§ WHAT IS EXPECTED: Reproduce all the lines exactly as they stand, apart from the pictures.

Data records:

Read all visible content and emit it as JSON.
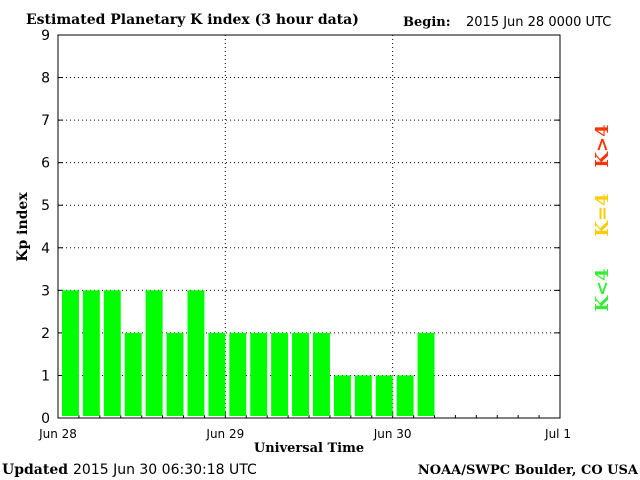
{
  "header": {
    "title": "Estimated Planetary K index (3 hour data)",
    "begin_label": "Begin:",
    "begin_value": "2015 Jun 28 0000 UTC"
  },
  "footer": {
    "updated_label": "Updated",
    "updated_value": "2015 Jun 30 06:30:18 UTC",
    "source": "NOAA/SWPC Boulder, CO USA"
  },
  "legend": {
    "low": {
      "text": "K<4",
      "color": "#33ee33"
    },
    "mid": {
      "text": "K=4",
      "color": "#ffcc00"
    },
    "high": {
      "text": "K>4",
      "color": "#ff3300"
    }
  },
  "chart_data": {
    "type": "bar",
    "title": "Estimated Planetary K index (3 hour data)",
    "xlabel": "Universal Time",
    "ylabel": "Kp index",
    "ylim": [
      0,
      9
    ],
    "yticks": [
      "0",
      "1",
      "2",
      "3",
      "4",
      "5",
      "6",
      "7",
      "8",
      "9"
    ],
    "xticks": [
      "Jun 28",
      "Jun 29",
      "Jun 30",
      "Jul 1"
    ],
    "bar_color": "#00ff00",
    "grid": true,
    "values": [
      3,
      3,
      3,
      2,
      3,
      2,
      3,
      2,
      2,
      2,
      2,
      2,
      2,
      1,
      1,
      1,
      1,
      2
    ],
    "slots_total": 24
  }
}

§ ANSWER TO THIS TASK:
Read all visible content and emit it as JSON.
{
  "header": {
    "title": "Estimated Planetary K index (3 hour data)",
    "begin_label": "Begin:",
    "begin_value": "2015 Jun 28 0000 UTC"
  },
  "footer": {
    "updated_label": "Updated",
    "updated_value": "2015 Jun 30 06:30:18 UTC",
    "source": "NOAA/SWPC Boulder, CO USA"
  },
  "legend": {
    "low": {
      "text": "K<4",
      "color": "#33ee33"
    },
    "mid": {
      "text": "K=4",
      "color": "#ffcc00"
    },
    "high": {
      "text": "K>4",
      "color": "#ff3300"
    }
  },
  "chart_data": {
    "type": "bar",
    "title": "Estimated Planetary K index (3 hour data)",
    "xlabel": "Universal Time",
    "ylabel": "Kp index",
    "ylim": [
      0,
      9
    ],
    "yticks": [
      "0",
      "1",
      "2",
      "3",
      "4",
      "5",
      "6",
      "7",
      "8",
      "9"
    ],
    "xticks": [
      "Jun 28",
      "Jun 29",
      "Jun 30",
      "Jul 1"
    ],
    "bar_color": "#00ff00",
    "grid": true,
    "values": [
      3,
      3,
      3,
      2,
      3,
      2,
      3,
      2,
      2,
      2,
      2,
      2,
      2,
      1,
      1,
      1,
      1,
      2
    ],
    "slots_total": 24
  }
}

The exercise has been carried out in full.